DIRECTIONS.
a: Print everything in the cover letter on alternate refs from "Just to give" down to "at the refs).", without changing a word.
b: Proceed with the cover letter on alternate refs from its last line, adding further lines in its style.

From: Jeff King <peff@peff.net>
To: git@vger.kernel.org
Subject: [PATCH 0/12] reducing resource usage of for_each_alternate_ref
Date: Mon, 23 Jan 2017 19:37:29 -0500 [thread overview]
Message-ID: <20170124003729.j4ygjcgypdq7hceg@sigill.intra.peff.net> (raw)
As I've mentioned before, I have some alternates repositories with
absurd numbers of refs, most of which are duplicates of each other[1].
There are a couple of problems I've seen:
1. the way that for_each_alternate_ref() works has very high peak memory
usage for this case
2. the way that receive-pack de-duplicates the refs has high peak memory
usage
3. we access the alternate refs twice in fetch-pack
This fixes all three, along with a few other minor bugfixes, cleanups,
and optimizations. I've tried to order the series to keep bugfixes and
less-contentious changes near the front.
Just to give some numbers, on my worst-case repository (see [1]), this
drops peak RSS for "git clone --reference" from over 25GB to about 40MB.
Sort of, anyway. You still pay a big CPU and RSS cost on the process in
the alternates repo that accesses packed-refs, but the 25GB came on top
of that. So this is a first pass at the low-hanging fruit.
I'll be the first to admit that this setup is insane. And some of the
optimizations are tradeoffs that help particularly the case where your
refs aren't unique. But for the most part should help _every_ case. And
in the cases where your refs are unique, either you don't have many (so
the tradeoffs are OK) or you have so many that you are pretty much
screwed no matter what (if your fetch is looking at 30 million unique
ref tips, the object storage is your problem, not looking at the refs).
A brief overview of the patches:
[01/12]: for_each_alternate_ref: handle failure from real_pathdup()

DATA SECTION.
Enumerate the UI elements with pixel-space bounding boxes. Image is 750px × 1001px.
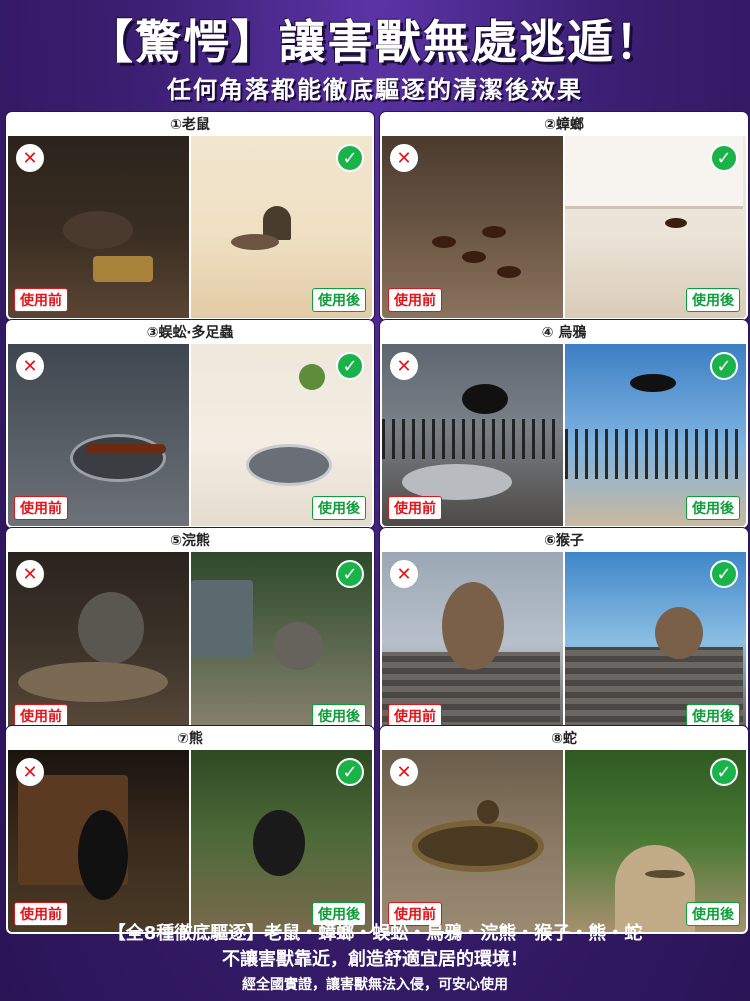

RESULTS IN ORDER.
a:
Just to give some numbers, on my worst-case repository (see [1]), this
drops peak RSS for "git clone --reference" from over 25GB to about 40MB.
Sort of, anyway. You still pay a big CPU and RSS cost on the process in
the alternates repo that accesses packed-refs, but the 25GB came on top
of that. So this is a first pass at the low-hanging fruit.
I'll be the first to admit that this setup is insane. And some of the
optimizations are tradeoffs that help particularly the case where your
refs aren't unique. But for the most part should help _every_ case. And
in the cases where your refs are unique, either you don't have many (so
the tradeoffs are OK) or you have so many that you are pretty much
screwed no matter what (if your fetch is looking at 30 million unique
ref tips, the object storage is your problem, not looking at the refs).

b:
[02/12]: for_each_alternate_ref: stop trimming trailing slashes
[03/12]: for_each_alternate_ref: use strbuf for path allocation
Bugfixes and cleanups (the first one is actually a recent-ish
regression).
[04/12]: for_each_alternate_ref: pass name/oid instead of ref struct
[05/12]: for_each_alternate_ref: replace transport code with for-each-ref
[06/12]: clone: disable save_commit_buffer
This gives the 25GB->40MB benefit. There are a bunch of caveats in
patch 05, but I _think_ it's the right direction for the reasons I
outlined there.
[07/12]: fetch-pack: cache results of for_each_alternate_ref
Just running for-each-ref in the giant alternates repo is about a
minute of CPU, plus 10GB heap, and fetch-pack wants to do it twice.
This drops it to once.
[08/12]: add oidset API
[09/12]: receive-pack: use oidset to de-duplicate .have lines
These give another ~12GB RSS improvement when receive-pack looks at
the alternates in my worst-case repo.
This is less tested than the earlier ones, as we've disabled
receive-pack looking at alternates in production (see [1] below).
I just did them for completeness upstream.
[10/12]: receive-pack: fix misleading namespace/.have comment
[11/12]: receive-pack: treat namespace .have lines like alternates
[12/12]: receive-pack: avoid duplicates between our refs and alternates
These are optimizations to avoid more duplicate .have lines, and
should benefit even non-insane cases. As with 8-12, not as well
tested by me.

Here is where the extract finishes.